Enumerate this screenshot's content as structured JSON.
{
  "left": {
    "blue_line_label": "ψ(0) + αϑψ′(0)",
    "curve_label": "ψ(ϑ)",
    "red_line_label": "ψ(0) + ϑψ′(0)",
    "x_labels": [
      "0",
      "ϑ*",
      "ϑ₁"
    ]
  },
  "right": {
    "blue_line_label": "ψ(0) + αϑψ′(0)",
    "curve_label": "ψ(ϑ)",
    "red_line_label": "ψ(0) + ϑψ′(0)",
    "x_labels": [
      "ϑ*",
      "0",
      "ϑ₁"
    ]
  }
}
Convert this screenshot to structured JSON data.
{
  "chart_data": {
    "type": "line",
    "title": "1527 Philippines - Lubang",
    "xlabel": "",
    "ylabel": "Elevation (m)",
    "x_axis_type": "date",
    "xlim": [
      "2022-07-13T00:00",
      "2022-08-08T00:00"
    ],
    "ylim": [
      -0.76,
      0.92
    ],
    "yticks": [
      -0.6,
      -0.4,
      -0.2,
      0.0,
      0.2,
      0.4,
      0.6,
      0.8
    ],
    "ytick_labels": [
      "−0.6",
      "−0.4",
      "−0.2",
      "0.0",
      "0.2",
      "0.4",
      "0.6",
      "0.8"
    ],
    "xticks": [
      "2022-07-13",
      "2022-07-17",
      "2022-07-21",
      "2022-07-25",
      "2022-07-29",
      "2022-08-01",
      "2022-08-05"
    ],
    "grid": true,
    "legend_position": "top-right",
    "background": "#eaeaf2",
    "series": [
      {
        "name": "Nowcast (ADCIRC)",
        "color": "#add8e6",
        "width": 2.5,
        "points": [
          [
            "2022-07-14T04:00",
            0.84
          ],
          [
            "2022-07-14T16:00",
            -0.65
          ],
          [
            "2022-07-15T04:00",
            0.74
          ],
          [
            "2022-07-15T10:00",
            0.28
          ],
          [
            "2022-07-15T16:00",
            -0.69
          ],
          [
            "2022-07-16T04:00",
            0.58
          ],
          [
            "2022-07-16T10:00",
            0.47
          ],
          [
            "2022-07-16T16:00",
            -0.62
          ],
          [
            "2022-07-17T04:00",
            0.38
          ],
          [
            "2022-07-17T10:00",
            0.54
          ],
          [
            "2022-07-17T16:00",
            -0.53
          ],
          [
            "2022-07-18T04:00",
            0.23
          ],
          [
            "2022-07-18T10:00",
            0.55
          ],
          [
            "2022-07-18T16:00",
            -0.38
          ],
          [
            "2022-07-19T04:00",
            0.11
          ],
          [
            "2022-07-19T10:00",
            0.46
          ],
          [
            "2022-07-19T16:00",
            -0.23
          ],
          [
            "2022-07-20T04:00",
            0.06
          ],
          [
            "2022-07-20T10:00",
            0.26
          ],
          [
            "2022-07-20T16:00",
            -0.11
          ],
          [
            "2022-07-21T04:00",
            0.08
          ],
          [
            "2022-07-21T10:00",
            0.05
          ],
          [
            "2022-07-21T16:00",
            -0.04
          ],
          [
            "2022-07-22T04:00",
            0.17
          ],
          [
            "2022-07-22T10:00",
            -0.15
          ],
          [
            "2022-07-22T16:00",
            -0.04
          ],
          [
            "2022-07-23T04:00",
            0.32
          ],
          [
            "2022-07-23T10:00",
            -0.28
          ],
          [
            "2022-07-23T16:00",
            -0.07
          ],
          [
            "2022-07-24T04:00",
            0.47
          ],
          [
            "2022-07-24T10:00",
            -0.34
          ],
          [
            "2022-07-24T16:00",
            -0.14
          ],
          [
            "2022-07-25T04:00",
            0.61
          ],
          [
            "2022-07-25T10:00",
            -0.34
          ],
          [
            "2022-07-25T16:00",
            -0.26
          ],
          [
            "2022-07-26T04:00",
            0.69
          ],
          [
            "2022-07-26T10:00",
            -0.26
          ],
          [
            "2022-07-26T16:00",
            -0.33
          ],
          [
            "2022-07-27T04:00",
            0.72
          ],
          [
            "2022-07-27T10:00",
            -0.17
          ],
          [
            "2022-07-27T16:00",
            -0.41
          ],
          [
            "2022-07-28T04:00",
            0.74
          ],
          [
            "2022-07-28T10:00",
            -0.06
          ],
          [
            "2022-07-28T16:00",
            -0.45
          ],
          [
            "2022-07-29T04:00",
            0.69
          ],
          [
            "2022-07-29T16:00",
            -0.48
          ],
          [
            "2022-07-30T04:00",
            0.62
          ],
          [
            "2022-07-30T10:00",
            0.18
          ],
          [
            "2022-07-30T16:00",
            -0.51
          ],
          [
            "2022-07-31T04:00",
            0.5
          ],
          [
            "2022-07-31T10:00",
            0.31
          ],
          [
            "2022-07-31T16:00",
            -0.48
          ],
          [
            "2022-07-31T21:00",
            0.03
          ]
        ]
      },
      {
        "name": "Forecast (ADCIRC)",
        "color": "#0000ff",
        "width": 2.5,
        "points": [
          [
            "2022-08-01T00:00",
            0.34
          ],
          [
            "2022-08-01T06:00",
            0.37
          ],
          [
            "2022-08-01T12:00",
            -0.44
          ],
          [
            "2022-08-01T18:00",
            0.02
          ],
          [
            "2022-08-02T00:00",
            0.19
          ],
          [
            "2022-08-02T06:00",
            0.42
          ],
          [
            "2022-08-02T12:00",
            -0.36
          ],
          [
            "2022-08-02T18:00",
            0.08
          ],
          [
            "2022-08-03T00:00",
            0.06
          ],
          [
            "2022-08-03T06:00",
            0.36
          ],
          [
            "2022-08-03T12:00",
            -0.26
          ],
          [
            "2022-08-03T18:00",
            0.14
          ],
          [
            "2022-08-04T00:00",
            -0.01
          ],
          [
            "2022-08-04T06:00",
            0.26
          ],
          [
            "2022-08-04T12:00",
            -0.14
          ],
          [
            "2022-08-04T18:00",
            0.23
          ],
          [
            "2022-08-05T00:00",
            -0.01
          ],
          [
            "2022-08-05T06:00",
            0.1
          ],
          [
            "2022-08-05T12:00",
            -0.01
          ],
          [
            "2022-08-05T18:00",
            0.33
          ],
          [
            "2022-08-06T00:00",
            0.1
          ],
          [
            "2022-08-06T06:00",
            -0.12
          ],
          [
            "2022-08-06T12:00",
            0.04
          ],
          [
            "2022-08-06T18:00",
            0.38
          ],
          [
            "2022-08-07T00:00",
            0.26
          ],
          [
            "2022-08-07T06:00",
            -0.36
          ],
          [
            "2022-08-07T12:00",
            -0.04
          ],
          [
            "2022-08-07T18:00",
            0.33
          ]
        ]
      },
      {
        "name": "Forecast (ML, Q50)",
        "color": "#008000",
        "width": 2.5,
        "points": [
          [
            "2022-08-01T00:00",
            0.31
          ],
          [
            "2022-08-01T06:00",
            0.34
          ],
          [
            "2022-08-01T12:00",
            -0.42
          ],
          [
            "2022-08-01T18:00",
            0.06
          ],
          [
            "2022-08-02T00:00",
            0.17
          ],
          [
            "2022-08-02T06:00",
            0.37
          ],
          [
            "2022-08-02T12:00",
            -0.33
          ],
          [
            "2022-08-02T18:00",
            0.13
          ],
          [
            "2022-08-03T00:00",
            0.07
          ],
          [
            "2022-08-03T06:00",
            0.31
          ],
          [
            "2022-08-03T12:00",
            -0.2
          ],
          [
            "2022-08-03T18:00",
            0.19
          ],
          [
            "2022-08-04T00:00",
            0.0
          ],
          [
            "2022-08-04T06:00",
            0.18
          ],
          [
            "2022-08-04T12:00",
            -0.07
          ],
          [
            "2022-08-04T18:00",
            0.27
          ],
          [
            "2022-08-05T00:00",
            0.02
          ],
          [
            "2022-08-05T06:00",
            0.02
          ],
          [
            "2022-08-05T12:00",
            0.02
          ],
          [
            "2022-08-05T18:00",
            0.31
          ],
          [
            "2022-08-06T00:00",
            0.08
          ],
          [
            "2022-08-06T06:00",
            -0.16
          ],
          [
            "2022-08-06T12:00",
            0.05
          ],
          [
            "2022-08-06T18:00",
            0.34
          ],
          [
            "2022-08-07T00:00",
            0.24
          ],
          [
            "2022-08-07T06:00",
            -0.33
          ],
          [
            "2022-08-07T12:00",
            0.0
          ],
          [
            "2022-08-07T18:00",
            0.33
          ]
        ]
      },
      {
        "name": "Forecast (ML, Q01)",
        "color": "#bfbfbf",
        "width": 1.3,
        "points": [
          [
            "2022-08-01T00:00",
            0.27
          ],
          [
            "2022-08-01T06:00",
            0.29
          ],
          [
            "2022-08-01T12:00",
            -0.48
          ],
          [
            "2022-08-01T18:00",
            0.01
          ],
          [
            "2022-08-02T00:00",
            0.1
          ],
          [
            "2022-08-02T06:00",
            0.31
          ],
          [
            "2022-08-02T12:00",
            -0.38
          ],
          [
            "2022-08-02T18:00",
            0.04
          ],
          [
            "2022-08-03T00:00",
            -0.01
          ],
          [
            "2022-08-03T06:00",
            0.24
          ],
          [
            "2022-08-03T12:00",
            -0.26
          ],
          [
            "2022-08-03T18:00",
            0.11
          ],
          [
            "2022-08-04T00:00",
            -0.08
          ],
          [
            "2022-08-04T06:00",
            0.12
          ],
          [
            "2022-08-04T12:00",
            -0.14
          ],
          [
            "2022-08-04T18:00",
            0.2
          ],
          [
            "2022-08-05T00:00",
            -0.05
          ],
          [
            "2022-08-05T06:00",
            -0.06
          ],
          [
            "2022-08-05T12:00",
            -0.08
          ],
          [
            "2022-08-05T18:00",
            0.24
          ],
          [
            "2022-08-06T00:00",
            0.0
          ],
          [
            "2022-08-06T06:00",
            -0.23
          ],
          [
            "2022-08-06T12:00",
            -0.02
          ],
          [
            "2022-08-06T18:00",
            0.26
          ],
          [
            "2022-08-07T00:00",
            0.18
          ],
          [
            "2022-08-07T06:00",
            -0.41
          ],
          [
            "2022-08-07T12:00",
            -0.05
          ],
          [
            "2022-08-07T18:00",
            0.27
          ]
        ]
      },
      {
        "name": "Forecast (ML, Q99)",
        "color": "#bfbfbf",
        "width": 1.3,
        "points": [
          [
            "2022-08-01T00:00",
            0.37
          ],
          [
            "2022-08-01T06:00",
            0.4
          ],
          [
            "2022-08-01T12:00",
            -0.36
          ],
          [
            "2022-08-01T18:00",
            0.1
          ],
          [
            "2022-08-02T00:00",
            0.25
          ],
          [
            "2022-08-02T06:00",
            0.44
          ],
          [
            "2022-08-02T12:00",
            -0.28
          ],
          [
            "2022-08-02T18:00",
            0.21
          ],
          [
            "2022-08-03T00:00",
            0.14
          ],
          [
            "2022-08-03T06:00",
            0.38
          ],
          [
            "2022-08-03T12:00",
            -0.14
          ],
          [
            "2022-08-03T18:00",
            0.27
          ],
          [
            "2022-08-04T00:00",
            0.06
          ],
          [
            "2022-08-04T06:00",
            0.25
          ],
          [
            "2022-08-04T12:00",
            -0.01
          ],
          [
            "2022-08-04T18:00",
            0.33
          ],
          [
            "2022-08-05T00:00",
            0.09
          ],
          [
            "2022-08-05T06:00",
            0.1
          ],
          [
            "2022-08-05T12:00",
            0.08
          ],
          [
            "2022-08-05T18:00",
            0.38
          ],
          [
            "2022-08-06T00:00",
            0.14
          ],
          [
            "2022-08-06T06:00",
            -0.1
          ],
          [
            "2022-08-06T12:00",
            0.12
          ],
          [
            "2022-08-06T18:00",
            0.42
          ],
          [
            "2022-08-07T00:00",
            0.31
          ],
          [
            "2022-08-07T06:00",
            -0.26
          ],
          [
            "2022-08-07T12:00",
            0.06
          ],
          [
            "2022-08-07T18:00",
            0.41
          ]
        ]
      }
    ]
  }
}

PROBLEM TO SOLVE: Report all lines of the material that contain the word "name".

RESULT FOR THIS TASK:
        "name": "Nowcast (ADCIRC)",
        "name": "Forecast (ADCIRC)",
        "name": "Forecast (ML, Q50)",
        "name": "Forecast (ML, Q01)",
        "name": "Forecast (ML, Q99)",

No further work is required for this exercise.